Written task:
Read through the records below and copy each line that uses the word "Products".

───── Data in this exercise

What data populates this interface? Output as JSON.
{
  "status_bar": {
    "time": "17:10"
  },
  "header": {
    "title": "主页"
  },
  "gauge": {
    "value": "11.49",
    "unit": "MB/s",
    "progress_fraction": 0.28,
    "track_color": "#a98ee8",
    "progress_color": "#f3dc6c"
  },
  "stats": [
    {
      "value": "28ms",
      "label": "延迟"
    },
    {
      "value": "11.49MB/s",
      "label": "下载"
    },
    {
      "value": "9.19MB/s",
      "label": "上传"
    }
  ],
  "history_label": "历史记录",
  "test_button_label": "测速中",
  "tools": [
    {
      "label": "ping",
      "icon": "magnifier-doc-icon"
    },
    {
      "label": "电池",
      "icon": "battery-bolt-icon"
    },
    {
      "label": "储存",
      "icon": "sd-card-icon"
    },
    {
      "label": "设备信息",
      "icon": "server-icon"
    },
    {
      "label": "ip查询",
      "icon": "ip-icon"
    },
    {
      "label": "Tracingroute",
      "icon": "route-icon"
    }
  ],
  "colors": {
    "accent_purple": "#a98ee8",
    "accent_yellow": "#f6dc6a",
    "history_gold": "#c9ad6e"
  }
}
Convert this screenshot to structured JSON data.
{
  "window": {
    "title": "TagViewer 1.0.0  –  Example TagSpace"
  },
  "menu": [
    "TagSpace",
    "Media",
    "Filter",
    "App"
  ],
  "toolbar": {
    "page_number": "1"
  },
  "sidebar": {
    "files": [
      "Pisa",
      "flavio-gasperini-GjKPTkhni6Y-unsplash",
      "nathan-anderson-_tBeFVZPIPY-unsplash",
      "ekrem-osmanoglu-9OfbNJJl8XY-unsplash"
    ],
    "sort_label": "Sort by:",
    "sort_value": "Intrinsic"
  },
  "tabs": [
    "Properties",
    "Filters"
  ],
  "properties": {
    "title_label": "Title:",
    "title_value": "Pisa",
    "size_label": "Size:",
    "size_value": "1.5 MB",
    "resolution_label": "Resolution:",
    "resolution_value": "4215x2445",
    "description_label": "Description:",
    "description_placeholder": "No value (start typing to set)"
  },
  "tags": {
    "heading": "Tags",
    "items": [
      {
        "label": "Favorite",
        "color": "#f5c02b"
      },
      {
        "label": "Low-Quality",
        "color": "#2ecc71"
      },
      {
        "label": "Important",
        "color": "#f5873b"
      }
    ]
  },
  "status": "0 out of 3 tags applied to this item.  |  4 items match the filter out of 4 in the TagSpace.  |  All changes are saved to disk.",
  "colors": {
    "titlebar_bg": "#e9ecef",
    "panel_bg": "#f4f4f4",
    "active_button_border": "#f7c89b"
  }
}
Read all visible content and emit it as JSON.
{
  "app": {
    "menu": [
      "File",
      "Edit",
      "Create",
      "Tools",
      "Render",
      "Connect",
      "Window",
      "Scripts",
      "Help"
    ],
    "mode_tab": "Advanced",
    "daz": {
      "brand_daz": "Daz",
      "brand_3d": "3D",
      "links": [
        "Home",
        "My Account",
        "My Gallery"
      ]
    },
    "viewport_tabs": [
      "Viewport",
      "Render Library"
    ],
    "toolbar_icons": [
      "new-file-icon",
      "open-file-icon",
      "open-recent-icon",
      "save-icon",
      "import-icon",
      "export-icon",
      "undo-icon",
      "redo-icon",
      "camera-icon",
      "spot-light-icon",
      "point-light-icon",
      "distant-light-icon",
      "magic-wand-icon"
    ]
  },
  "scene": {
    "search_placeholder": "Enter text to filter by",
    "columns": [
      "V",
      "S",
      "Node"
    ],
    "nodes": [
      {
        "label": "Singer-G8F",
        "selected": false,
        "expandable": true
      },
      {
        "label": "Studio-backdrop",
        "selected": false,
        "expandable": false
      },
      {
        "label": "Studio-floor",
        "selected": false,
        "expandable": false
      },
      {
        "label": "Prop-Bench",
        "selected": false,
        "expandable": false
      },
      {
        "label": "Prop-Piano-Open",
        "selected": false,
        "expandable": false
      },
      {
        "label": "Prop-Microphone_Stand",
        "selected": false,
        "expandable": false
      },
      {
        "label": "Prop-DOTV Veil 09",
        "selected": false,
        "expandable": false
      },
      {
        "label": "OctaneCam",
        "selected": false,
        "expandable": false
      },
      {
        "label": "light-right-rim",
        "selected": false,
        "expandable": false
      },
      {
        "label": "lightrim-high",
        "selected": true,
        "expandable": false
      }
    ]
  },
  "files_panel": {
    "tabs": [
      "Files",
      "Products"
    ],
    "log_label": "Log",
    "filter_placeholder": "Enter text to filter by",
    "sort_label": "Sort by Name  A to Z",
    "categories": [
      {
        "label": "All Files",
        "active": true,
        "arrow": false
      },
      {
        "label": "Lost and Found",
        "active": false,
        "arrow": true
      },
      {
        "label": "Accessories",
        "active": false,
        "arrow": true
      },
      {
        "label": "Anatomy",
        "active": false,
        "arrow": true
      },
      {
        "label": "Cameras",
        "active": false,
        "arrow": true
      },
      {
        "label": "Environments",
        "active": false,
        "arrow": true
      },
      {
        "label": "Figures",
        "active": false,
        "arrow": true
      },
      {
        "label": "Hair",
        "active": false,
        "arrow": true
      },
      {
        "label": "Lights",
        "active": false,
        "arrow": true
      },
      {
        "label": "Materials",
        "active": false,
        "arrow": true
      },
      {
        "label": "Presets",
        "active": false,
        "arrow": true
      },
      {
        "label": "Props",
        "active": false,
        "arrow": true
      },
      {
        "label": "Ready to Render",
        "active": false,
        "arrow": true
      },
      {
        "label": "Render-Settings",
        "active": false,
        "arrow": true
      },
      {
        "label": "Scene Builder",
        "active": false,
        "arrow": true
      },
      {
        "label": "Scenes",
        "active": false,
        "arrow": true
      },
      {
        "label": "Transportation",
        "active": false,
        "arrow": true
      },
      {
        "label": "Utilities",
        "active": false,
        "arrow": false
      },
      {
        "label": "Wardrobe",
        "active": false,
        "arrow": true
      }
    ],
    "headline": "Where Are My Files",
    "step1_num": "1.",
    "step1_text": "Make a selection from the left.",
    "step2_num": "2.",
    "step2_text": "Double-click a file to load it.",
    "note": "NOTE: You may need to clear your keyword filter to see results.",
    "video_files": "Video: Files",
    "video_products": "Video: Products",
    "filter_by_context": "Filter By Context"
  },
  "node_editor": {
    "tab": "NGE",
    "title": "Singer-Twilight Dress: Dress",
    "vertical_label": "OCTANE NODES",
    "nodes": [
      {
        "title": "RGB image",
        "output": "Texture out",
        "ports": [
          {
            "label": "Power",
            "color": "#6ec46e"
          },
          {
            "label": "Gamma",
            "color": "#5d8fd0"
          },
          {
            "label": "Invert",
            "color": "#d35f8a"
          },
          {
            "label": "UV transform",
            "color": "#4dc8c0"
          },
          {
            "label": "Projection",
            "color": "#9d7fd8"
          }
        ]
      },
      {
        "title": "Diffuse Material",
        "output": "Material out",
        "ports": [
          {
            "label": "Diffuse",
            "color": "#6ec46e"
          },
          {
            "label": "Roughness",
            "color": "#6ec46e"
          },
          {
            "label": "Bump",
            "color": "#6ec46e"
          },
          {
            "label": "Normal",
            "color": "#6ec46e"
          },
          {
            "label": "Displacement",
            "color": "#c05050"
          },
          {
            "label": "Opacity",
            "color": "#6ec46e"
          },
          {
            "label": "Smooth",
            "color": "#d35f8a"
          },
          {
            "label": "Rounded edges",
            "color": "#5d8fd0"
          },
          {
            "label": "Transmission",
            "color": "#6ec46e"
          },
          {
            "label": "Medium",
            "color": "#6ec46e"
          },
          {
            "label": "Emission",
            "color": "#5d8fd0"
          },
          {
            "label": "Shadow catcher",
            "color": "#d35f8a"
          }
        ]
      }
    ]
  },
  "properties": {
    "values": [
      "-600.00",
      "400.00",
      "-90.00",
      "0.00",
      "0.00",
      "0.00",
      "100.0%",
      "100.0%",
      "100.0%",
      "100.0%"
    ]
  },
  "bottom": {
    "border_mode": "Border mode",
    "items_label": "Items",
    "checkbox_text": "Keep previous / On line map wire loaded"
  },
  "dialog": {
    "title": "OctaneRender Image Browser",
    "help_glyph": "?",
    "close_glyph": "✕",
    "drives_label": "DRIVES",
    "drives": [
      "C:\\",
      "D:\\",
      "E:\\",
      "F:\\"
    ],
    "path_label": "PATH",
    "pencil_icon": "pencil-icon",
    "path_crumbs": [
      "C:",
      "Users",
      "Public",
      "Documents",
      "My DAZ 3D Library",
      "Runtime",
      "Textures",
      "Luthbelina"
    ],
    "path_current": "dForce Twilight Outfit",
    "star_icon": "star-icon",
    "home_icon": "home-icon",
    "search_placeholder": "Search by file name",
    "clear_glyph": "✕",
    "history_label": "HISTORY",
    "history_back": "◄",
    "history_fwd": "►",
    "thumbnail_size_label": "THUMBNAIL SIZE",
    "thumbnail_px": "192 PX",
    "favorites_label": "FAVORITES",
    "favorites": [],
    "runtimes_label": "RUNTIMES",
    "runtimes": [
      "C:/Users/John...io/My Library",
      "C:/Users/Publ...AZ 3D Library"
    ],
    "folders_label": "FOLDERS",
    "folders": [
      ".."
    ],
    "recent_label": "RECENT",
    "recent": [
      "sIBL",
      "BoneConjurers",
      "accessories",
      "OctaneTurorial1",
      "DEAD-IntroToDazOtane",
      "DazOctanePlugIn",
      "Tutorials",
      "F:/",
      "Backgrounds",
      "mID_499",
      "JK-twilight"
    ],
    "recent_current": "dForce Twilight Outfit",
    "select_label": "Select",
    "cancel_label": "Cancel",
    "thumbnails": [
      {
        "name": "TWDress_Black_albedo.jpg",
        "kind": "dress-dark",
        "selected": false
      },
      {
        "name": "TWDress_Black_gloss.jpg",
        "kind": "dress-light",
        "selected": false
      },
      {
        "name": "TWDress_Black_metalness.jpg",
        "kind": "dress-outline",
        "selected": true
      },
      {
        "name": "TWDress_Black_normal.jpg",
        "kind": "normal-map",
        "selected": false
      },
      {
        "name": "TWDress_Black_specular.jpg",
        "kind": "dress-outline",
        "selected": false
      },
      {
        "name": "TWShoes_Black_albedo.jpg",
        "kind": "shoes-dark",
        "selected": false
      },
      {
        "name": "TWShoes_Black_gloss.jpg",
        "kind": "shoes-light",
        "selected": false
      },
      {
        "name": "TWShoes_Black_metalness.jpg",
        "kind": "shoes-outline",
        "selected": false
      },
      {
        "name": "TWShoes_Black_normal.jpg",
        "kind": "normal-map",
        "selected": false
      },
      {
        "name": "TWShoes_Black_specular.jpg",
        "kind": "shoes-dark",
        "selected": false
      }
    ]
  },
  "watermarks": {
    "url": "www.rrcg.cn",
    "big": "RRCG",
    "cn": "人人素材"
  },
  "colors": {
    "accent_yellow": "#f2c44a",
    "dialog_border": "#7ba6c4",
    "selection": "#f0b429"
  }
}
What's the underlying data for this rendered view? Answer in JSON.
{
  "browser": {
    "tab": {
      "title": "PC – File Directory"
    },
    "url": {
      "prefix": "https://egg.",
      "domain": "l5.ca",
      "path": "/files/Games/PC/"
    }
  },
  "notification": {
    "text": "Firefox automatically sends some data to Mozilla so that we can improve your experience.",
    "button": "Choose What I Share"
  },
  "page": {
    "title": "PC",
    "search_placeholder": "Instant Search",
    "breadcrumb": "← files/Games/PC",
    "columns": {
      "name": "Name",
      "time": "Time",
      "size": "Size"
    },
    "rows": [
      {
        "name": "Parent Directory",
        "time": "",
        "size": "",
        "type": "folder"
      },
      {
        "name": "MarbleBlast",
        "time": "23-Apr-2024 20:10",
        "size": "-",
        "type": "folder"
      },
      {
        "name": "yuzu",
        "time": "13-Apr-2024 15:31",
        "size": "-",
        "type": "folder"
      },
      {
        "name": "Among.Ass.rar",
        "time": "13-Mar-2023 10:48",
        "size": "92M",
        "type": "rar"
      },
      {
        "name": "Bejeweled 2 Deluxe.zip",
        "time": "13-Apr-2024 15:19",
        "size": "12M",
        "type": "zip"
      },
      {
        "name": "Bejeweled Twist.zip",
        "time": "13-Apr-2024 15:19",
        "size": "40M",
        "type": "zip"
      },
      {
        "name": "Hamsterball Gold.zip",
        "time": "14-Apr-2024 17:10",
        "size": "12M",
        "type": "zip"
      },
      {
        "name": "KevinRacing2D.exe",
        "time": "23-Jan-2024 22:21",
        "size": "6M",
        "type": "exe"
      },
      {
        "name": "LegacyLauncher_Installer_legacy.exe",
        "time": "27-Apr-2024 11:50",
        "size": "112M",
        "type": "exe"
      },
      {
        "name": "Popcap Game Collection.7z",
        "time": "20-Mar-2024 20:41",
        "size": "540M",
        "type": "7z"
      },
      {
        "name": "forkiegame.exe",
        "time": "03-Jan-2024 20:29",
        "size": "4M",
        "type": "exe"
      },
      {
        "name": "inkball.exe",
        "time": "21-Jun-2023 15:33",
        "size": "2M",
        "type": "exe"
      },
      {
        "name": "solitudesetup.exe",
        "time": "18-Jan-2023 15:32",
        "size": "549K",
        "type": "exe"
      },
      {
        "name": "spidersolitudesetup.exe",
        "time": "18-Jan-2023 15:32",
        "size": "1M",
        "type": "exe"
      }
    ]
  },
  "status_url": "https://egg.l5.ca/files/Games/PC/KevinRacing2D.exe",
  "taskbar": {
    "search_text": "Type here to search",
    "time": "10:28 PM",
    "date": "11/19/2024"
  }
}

──────────

Task solution:
      "Products"
    "video_products": "Video: Products",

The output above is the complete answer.